What the task requires = Check each line of the records below and collect those that include the word "light".

Records supplied =
= = = = =

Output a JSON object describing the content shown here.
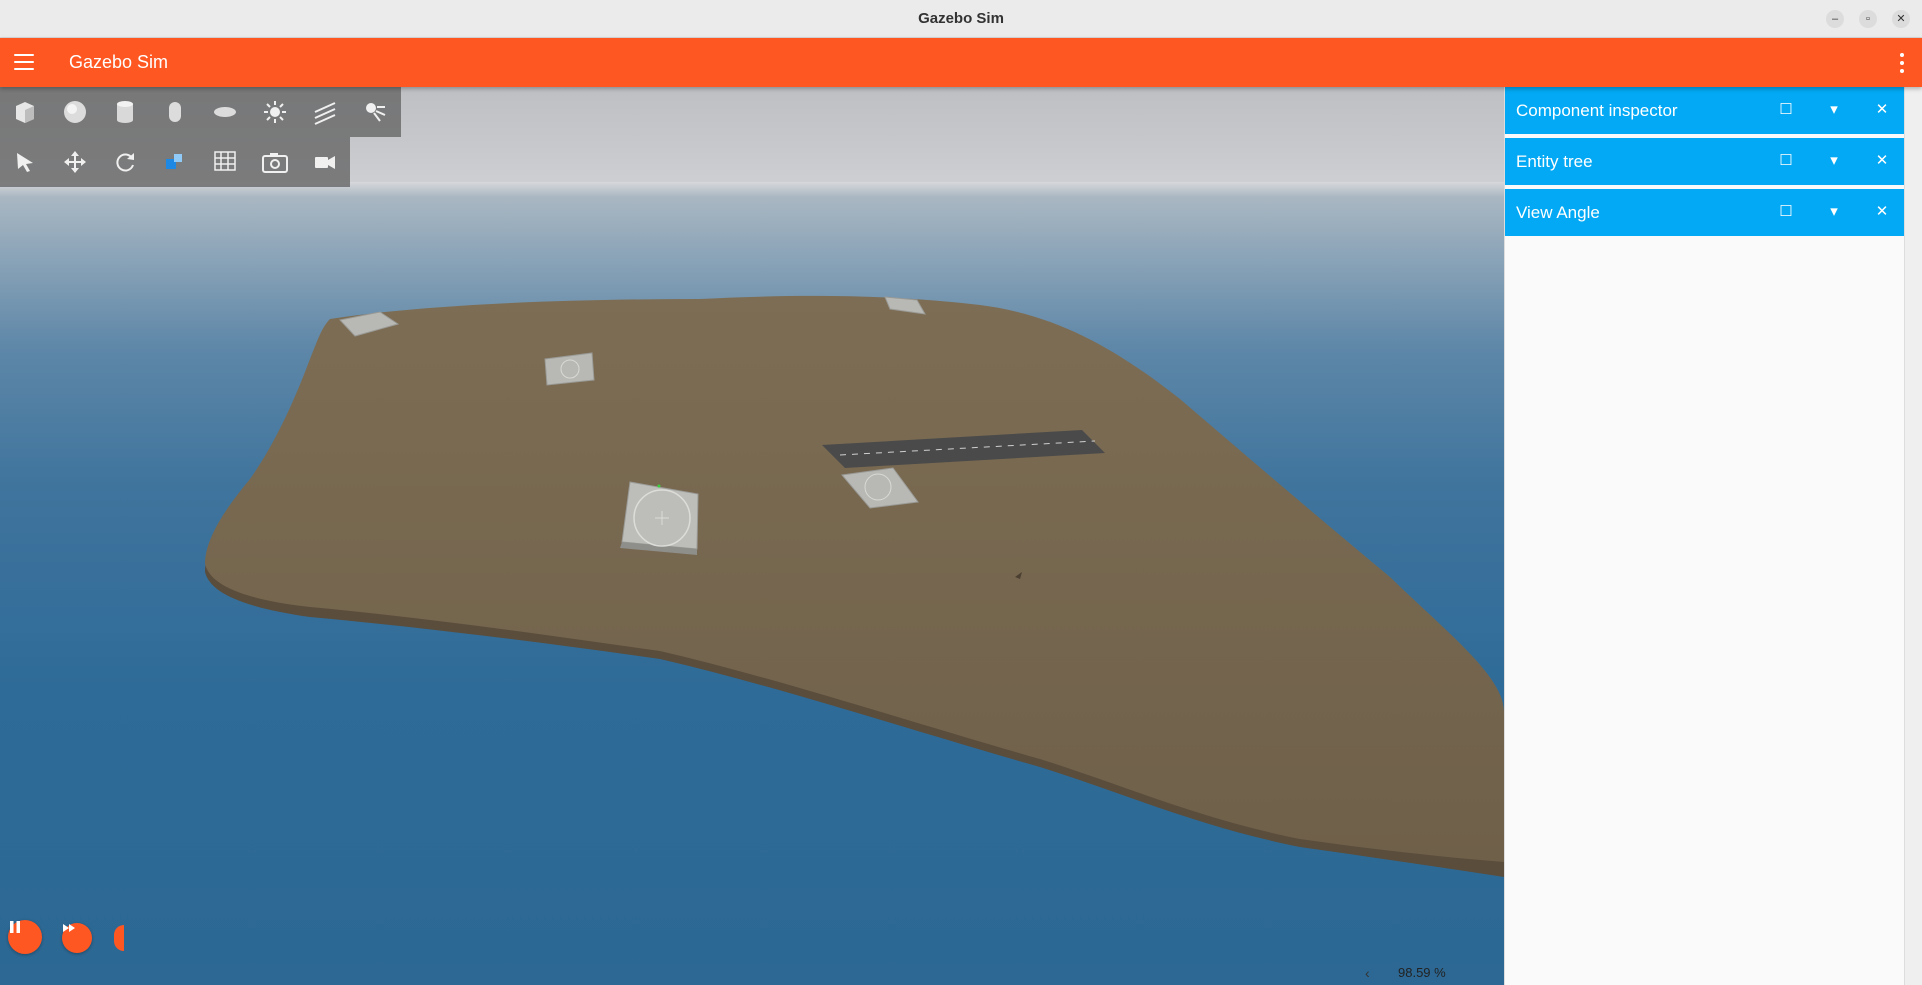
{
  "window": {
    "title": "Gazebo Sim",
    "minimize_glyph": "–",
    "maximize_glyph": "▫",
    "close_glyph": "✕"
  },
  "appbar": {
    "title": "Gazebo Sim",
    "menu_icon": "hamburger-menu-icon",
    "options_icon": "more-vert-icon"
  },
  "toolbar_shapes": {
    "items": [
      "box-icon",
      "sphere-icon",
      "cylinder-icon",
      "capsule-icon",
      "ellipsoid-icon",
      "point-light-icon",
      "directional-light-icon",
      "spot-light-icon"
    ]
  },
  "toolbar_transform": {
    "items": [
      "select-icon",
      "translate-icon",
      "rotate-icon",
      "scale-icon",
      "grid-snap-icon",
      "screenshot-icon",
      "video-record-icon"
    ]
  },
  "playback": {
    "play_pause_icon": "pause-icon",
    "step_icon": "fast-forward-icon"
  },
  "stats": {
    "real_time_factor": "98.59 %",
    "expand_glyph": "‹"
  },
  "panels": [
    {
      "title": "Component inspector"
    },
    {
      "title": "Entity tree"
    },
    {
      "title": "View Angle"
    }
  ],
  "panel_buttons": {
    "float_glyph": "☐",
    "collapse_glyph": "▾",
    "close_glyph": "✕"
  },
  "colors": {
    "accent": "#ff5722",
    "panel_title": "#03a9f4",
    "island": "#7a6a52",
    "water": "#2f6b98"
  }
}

= = = = =

Full output =
      "point-light-icon",
      "directional-light-icon",
      "spot-light-icon"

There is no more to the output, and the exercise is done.